───── Records shown ─────

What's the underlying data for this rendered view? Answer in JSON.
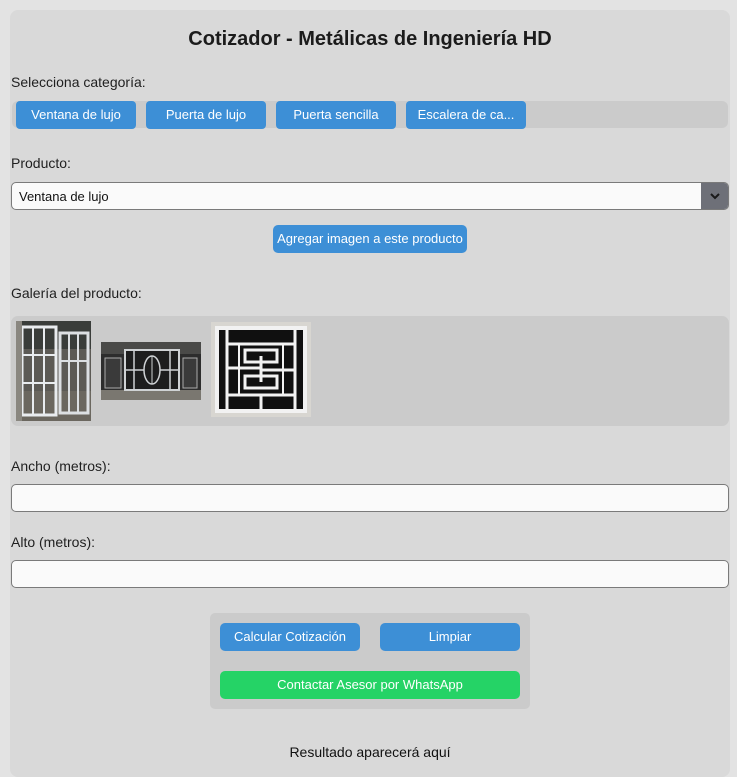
{
  "header": {
    "title": "Cotizador - Metálicas de Ingeniería HD"
  },
  "categories": {
    "label": "Selecciona categoría:",
    "items": [
      "Ventana de lujo",
      "Puerta de lujo",
      "Puerta sencilla",
      "Escalera de ca..."
    ],
    "button_color": "#3d8fd6"
  },
  "product": {
    "label": "Producto:",
    "selected": "Ventana de lujo",
    "add_image_label": "Agregar imagen a este producto"
  },
  "gallery": {
    "label": "Galería del producto:",
    "images": [
      "window-grille-photo",
      "decorative-gate-photo",
      "geometric-window-grille-photo"
    ]
  },
  "width": {
    "label": "Ancho (metros):",
    "value": ""
  },
  "height": {
    "label": "Alto (metros):",
    "value": ""
  },
  "actions": {
    "calculate_label": "Calcular Cotización",
    "clear_label": "Limpiar",
    "whatsapp_label": "Contactar Asesor por WhatsApp",
    "whatsapp_color": "#25d366"
  },
  "result": {
    "text": "Resultado aparecerá aquí"
  }
}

─────

**Task to complete:** Gather each line in the data that holds the string "window".

**Result of this exercise:**
      "window-grille-photo",
      "geometric-window-grille-photo"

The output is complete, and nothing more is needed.